> _Exercise details_:
Write out every record in full, exactly as written, please.

> _Extracted entries_:
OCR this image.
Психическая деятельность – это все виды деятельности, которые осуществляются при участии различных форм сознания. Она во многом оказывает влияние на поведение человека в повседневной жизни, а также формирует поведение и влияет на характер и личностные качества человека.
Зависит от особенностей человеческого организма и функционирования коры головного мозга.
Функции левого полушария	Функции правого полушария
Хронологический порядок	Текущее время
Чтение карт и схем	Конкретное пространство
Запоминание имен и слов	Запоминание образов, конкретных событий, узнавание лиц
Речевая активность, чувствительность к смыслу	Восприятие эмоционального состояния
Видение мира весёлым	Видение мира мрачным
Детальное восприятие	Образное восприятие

> _Task answer_:
OCR this image.
Психическая деятельность – это все виды деятельности, которые осуществляются при участии различных форм сознания. Она во многом оказывает влияние на поведение человека в повседневной жизни, а также формирует поведение и влияет на характер и личностные качества человека.
Зависит от особенностей человеческого организма и функционирования коры головного мозга.
Функции левого полушария	Функции правого полушария
Хронологический порядок	Текущее время
Чтение карт и схем	Конкретное пространство
Запоминание имен и слов	Запоминание образов, конкретных событий, узнавание лиц
Речевая активность, чувствительность к смыслу	Восприятие эмоционального состояния
Видение мира весёлым	Видение мира мрачным
Детальное восприятие	Образное восприятие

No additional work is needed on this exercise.